**TEXT TO READ**

_ _ _ _ _ _ _

4.2. REACTIVE POWER:

Reactive power is an odd topic in AC (Alternating Current) power systems, and it's
usually explained with vector mathematics or phase-shift sine wave graphs. However, a non-
math verbal explanation is possible. Note that Reactive power only becomes important when
an "electrical load" or a home appliance contains coils or capacitors. If the electrical load
behaves purely as a resistor, (such as a heater or incandescent bulb for example,) then the
device consumes "real power" only. Reactive power and "power factor" can be ignored, and
it can be analyzed using an AC version of Ohm's law. Reactive power is simply this: when a
coil or capacitor is connected to an AC power supply, the coil or capacitor stores electrical
energy during one-fourth of an AC cycle. But then during the next quarter-cycle, the coil or
capacitor dumps all the stored energy back into the distant AC power supply.

_ _ _ _ _ _ _

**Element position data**
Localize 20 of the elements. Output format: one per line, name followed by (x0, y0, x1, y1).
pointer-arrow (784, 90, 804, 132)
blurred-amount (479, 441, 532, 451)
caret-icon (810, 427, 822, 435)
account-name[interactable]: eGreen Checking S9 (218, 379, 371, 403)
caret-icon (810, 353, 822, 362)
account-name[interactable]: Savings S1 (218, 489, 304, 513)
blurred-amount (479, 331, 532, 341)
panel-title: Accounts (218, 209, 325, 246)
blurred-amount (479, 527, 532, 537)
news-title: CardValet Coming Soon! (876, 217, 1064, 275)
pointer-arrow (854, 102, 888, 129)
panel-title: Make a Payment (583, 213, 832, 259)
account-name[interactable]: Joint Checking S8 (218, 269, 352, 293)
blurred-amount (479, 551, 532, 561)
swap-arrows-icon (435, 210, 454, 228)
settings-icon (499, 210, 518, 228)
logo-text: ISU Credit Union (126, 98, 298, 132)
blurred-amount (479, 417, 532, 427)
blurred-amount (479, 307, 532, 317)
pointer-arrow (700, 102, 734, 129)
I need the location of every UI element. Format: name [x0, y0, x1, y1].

_ _ _ _ _ _ _

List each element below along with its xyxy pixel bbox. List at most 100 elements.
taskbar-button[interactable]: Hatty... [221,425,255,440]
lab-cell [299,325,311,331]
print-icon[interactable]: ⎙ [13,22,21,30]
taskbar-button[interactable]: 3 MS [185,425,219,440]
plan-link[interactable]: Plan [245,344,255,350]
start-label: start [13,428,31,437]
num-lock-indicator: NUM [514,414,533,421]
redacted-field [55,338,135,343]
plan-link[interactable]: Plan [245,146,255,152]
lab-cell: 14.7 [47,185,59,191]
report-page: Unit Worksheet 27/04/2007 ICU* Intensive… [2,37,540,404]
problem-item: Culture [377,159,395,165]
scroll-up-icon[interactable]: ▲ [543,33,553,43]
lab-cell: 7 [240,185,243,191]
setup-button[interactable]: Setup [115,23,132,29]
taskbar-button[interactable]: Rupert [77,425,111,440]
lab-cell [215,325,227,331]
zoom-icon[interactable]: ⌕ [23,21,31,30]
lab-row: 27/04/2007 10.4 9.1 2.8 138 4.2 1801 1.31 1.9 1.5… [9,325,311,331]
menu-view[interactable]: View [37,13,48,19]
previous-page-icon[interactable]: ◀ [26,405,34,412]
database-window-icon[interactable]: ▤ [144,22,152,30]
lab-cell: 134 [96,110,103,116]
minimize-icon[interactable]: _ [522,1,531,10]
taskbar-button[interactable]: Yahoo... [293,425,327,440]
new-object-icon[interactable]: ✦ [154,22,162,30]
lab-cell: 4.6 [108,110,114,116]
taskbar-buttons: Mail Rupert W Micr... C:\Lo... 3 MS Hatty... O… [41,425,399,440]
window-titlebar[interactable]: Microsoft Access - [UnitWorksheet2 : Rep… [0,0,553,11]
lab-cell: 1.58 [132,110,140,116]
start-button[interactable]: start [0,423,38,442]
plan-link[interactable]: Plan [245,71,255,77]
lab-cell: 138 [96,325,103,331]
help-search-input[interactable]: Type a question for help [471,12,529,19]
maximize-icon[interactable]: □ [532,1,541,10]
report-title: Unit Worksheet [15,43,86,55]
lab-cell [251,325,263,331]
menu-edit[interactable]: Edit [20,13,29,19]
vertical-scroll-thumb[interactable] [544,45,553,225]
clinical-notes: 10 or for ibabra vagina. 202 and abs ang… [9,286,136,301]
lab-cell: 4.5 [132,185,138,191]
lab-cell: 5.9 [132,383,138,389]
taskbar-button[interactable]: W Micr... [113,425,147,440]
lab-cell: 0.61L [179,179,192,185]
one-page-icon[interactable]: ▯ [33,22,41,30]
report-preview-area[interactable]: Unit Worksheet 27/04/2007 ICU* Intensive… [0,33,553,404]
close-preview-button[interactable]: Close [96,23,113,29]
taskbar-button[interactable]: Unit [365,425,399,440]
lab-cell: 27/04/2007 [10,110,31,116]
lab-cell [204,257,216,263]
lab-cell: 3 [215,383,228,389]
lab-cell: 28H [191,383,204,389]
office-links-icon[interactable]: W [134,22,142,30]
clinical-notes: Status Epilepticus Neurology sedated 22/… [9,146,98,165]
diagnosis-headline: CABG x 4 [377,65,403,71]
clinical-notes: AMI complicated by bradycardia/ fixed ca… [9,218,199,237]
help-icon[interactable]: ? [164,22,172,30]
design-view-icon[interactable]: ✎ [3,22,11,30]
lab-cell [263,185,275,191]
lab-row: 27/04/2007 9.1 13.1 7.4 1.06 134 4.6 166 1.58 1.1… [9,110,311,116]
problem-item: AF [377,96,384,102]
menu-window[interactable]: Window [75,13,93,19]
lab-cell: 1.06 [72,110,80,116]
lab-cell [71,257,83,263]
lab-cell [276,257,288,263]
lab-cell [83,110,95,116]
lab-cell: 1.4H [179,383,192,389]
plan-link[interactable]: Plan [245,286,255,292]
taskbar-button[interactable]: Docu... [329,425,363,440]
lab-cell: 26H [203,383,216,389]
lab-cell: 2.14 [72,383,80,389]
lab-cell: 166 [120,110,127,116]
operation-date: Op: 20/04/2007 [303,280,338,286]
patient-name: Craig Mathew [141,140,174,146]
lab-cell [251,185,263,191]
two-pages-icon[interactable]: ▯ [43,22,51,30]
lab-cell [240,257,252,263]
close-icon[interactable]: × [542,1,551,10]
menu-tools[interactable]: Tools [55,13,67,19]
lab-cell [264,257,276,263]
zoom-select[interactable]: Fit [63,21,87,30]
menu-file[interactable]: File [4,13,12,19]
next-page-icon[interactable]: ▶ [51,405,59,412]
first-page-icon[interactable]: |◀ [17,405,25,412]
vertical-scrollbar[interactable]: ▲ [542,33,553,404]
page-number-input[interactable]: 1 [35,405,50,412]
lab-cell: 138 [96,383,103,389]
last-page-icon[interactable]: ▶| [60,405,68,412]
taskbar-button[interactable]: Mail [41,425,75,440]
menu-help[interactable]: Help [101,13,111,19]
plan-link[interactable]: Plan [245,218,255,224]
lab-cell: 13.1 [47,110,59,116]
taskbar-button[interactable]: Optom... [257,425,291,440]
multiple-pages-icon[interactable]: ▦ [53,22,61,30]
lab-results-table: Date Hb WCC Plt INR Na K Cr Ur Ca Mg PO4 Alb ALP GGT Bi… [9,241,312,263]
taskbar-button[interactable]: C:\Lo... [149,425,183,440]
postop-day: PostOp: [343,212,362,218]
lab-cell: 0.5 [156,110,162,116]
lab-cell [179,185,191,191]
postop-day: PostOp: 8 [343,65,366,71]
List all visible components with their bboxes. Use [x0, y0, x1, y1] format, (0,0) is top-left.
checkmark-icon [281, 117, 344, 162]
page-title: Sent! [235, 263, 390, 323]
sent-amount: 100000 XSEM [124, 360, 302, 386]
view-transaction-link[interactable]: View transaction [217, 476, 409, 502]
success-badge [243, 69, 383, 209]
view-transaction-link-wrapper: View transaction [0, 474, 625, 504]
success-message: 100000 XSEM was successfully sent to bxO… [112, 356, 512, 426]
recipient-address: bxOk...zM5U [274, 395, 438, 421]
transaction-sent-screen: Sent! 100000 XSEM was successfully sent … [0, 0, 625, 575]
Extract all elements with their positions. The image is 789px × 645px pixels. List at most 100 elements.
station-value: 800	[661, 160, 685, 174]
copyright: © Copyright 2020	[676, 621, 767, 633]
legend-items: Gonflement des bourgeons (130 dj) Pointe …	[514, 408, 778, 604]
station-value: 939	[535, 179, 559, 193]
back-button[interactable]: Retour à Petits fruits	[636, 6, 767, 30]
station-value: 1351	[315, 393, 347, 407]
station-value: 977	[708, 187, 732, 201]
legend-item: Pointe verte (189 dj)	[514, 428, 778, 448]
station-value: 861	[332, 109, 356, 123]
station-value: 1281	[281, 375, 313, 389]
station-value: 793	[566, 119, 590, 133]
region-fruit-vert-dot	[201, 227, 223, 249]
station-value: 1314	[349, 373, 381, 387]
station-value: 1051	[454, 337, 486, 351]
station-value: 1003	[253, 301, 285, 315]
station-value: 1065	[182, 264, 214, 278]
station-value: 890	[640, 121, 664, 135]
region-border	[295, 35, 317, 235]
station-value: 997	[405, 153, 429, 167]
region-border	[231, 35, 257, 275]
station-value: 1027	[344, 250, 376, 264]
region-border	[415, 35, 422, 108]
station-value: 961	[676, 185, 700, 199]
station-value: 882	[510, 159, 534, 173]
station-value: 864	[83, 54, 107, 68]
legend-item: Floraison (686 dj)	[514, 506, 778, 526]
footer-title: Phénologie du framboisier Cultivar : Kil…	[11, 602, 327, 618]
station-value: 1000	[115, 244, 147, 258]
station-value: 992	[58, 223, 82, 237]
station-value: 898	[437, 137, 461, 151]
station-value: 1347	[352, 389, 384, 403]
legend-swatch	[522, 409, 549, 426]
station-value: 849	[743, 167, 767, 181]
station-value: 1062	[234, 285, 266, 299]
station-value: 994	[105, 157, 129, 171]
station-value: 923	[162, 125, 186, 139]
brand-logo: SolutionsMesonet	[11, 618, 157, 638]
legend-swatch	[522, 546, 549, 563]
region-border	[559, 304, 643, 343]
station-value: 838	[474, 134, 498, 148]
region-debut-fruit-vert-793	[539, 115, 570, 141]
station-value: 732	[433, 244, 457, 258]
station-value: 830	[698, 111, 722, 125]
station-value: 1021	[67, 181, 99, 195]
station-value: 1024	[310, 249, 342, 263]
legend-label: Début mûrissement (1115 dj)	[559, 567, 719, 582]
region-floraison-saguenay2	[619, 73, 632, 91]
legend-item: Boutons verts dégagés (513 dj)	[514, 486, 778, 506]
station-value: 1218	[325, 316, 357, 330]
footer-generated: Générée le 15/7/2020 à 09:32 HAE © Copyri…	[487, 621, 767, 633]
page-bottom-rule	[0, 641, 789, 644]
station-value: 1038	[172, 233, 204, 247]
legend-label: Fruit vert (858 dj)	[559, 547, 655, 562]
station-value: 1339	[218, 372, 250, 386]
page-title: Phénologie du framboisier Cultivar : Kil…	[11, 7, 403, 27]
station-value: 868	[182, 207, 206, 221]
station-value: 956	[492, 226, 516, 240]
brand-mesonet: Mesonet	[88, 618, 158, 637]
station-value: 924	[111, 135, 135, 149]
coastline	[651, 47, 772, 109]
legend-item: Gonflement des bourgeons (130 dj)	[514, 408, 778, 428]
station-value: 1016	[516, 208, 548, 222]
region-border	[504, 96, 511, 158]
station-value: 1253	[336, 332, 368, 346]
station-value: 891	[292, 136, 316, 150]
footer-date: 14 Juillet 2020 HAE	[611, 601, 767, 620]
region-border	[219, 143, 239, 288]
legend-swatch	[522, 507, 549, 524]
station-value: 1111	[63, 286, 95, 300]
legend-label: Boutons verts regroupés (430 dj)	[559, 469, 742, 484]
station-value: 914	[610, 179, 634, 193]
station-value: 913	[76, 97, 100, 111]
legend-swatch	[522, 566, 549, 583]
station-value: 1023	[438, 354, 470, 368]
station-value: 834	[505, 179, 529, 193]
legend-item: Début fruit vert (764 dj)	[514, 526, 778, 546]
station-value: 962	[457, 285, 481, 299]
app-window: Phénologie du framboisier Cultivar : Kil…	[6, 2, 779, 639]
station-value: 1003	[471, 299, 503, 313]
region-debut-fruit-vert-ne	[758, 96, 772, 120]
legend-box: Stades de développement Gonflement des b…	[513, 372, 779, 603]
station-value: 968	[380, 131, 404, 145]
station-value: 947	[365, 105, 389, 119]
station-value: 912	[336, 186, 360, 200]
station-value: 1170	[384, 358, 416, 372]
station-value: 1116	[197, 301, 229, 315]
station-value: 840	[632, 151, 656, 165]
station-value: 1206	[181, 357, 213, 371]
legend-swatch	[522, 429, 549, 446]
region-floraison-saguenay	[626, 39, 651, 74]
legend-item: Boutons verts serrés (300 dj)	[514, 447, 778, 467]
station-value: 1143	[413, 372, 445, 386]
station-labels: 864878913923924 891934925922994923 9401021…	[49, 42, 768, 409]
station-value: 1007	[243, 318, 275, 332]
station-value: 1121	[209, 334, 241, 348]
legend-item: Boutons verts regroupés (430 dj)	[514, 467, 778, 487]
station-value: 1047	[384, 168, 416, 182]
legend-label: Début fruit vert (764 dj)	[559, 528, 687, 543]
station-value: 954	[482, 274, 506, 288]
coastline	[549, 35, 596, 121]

_ _ _ _ _ _ _

**WRITTEN REQUEST 1**
Edit the passage on reactive power, starting at the words "Reactive power is an" and stopping after "AC power supply.", so that "heater" is replaced with "toaster".
**WRITTEN REQUEST 2**
According to the passage on reactive power, during what portion of an AC cycle does a coil or capacitor store electrical energy?
You can leave the listing aside.

**WRITTEN ANSWER 1**
Reactive power is an odd topic in AC (Alternating Current) power systems, and it's
usually explained with vector mathematics or phase-shift sine wave graphs. However, a non-
math verbal explanation is possible. Note that Reactive power only becomes important when
an "electrical load" or a home appliance contains coils or capacitors. If the electrical load
behaves purely as a resistor, (such as a toaster or incandescent bulb for example,) then the
device consumes "real power" only. Reactive power and "power factor" can be ignored, and
it can be analyzed using an AC version of Ohm's law. Reactive power is simply this: when a
coil or capacitor is connected to an AC power supply, the coil or capacitor stores electrical
energy during one-fourth of an AC cycle. But then during the next quarter-cycle, the coil or
capacitor dumps all the stored energy back into the distant AC power supply.

**WRITTEN ANSWER 2**
One-fourth of an AC cycle.